* [Exercise requirements]:
Transcribe each line of the records below exactly, excluding any embedded images.

* [Extracted records]:
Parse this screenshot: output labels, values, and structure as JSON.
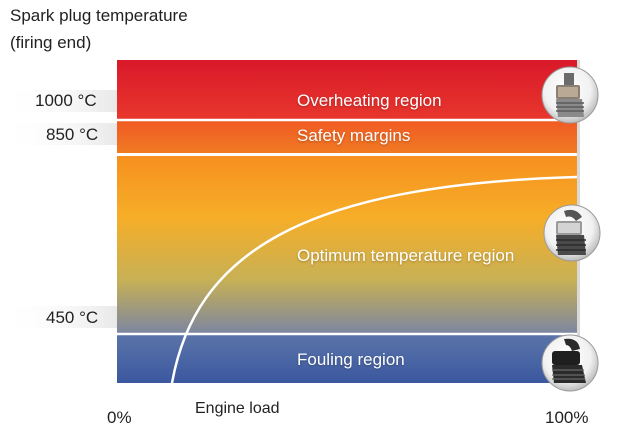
{
  "y_axis_title_line1": "Spark plug temperature",
  "y_axis_title_line2": "(firing end)",
  "y_ticks": {
    "t1000": "1000 °C",
    "t850": "850 °C",
    "t450": "450 °C"
  },
  "regions": {
    "overheating": "Overheating region",
    "safety": "Safety margins",
    "optimum": "Optimum temperature region",
    "fouling": "Fouling region"
  },
  "x_axis": {
    "min_label": "0%",
    "title": "Engine load",
    "max_label": "100%"
  },
  "icons": {
    "top": "spark-plug-overheated-icon",
    "middle": "spark-plug-optimum-icon",
    "bottom": "spark-plug-fouled-icon"
  },
  "colors": {
    "overheating": "#e3222b",
    "safety": "#ef5a23",
    "optimum_top": "#f6a623",
    "fouling": "#4a66a4"
  }
}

* [Task answer]:
Parse this screenshot: output labels, values, and structure as JSON.
{
  "y_axis_title_line1": "Spark plug temperature",
  "y_axis_title_line2": "(firing end)",
  "y_ticks": {
    "t1000": "1000 °C",
    "t850": "850 °C",
    "t450": "450 °C"
  },
  "regions": {
    "overheating": "Overheating region",
    "safety": "Safety margins",
    "optimum": "Optimum temperature region",
    "fouling": "Fouling region"
  },
  "x_axis": {
    "min_label": "0%",
    "title": "Engine load",
    "max_label": "100%"
  },
  "icons": {
    "top": "spark-plug-overheated-icon",
    "middle": "spark-plug-optimum-icon",
    "bottom": "spark-plug-fouled-icon"
  },
  "colors": {
    "overheating": "#e3222b",
    "safety": "#ef5a23",
    "optimum_top": "#f6a623",
    "fouling": "#4a66a4"
  }
}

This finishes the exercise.